Task directions:
Copy out each line of the data below in which "sobre" appears.

Study material:
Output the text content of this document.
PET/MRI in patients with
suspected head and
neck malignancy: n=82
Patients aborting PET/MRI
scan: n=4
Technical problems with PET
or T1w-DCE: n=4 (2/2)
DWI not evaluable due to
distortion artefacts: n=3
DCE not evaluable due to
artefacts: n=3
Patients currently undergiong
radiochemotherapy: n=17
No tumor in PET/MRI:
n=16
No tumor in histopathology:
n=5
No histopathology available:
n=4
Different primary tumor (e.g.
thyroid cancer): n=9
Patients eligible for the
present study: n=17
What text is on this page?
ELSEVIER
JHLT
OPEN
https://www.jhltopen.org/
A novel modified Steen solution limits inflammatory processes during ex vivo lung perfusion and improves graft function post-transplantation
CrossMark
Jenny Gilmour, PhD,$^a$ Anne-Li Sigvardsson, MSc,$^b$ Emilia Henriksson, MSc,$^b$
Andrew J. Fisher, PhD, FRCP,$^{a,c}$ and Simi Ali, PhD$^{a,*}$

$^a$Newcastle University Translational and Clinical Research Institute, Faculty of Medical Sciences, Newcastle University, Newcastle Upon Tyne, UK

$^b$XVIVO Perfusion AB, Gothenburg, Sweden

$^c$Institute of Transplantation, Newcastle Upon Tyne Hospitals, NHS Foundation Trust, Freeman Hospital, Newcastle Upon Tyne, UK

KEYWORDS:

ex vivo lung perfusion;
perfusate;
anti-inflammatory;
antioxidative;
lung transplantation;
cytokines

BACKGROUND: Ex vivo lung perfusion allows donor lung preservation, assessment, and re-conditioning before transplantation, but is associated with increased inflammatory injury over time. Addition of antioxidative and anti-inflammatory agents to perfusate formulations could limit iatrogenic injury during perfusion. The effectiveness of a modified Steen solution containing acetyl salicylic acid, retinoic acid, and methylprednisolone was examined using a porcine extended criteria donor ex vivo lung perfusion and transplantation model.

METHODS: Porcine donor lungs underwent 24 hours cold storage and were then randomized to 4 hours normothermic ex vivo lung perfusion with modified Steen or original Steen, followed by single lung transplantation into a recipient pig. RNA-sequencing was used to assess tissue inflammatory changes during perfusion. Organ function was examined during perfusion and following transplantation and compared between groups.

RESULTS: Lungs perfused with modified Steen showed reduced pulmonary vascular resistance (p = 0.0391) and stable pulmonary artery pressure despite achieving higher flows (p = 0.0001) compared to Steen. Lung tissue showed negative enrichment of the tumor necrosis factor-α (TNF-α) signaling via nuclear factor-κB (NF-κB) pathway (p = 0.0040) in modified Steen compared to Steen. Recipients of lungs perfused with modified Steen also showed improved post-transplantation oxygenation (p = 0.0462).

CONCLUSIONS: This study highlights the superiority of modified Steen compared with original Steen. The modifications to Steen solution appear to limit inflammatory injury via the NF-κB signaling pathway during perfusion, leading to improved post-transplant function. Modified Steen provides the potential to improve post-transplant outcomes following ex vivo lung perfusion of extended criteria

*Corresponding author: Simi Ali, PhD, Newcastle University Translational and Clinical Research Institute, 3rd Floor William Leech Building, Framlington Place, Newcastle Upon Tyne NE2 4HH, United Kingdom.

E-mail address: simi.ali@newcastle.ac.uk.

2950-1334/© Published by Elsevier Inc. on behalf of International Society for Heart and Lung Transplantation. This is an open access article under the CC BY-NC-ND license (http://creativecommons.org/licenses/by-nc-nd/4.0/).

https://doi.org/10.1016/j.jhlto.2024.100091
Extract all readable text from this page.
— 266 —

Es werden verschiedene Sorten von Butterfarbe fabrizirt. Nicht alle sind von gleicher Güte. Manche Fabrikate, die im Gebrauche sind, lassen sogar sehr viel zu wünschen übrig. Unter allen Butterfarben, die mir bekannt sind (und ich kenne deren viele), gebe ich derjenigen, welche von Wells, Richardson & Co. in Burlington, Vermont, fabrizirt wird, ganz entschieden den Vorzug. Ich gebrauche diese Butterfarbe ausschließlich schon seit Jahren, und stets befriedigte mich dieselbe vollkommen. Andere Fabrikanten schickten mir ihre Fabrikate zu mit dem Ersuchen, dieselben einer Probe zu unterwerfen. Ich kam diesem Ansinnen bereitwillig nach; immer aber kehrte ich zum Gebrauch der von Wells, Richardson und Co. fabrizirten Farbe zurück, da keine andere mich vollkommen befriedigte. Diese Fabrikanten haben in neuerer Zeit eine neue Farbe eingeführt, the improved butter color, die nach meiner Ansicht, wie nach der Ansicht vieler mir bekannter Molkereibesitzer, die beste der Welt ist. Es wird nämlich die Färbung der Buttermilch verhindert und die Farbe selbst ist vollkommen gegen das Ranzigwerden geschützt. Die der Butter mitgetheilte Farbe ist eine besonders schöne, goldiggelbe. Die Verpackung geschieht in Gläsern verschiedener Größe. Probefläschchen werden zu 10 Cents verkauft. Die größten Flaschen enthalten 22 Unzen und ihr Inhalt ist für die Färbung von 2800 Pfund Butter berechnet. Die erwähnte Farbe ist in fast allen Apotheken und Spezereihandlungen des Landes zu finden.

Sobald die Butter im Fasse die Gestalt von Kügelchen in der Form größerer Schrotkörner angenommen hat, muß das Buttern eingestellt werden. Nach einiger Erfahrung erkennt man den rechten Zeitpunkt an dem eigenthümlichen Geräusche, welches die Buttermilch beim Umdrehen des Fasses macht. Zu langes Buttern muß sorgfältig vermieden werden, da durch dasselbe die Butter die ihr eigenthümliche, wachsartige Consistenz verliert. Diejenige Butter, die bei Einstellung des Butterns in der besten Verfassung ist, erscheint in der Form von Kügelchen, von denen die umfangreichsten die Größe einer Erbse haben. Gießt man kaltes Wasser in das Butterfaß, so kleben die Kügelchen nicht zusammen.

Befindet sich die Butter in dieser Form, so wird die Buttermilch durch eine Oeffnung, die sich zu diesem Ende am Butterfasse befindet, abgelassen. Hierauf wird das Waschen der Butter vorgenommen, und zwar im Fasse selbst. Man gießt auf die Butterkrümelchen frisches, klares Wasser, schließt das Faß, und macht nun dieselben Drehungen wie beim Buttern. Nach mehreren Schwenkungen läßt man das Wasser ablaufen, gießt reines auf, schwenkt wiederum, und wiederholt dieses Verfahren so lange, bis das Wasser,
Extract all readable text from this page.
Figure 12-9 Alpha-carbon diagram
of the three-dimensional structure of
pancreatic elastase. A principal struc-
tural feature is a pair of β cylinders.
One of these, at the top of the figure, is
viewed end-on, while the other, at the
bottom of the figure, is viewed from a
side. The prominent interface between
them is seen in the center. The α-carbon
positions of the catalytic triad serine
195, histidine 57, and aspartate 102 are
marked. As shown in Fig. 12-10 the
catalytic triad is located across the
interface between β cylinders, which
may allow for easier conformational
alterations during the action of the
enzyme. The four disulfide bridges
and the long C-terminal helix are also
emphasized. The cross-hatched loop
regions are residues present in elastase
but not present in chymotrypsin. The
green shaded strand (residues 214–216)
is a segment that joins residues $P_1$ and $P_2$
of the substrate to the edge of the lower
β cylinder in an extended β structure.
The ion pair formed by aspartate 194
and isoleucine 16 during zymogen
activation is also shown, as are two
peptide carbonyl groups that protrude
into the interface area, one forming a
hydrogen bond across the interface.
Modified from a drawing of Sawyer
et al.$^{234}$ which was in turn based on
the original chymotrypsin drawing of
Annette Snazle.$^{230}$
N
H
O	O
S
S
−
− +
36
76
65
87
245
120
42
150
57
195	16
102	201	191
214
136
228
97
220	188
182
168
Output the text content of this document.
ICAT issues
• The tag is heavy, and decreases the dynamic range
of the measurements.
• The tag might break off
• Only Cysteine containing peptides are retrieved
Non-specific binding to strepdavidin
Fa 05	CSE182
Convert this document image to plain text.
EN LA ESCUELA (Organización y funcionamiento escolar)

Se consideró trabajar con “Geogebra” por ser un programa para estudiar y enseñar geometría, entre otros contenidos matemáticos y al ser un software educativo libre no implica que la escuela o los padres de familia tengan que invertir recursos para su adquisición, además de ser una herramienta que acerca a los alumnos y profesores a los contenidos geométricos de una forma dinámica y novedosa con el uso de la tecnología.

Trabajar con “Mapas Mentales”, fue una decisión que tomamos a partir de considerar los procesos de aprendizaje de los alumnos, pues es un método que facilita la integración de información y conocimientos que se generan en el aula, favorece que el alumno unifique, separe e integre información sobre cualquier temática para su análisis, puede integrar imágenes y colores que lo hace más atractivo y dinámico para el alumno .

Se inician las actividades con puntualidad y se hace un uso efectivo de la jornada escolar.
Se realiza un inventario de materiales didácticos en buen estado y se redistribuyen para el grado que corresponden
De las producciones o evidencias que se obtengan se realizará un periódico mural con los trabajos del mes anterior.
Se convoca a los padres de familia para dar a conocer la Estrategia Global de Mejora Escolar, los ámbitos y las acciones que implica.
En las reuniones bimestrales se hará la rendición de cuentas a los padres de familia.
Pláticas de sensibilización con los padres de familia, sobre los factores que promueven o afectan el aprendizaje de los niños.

Task result:
Trabajar con “Mapas Mentales”, fue una decisión que tomamos a partir de considerar los procesos de aprendizaje de los alumnos, pues es un método que facilita la integración de información y conocimientos que se generan en el aula, favorece que el alumno unifique, separe e integre información sobre cualquier temática para su análisis, puede integrar imágenes y colores que lo hace más atractivo y dinámico para el alumno .
Pláticas de sensibilización con los padres de familia, sobre los factores que promueven o afectan el aprendizaje de los niños.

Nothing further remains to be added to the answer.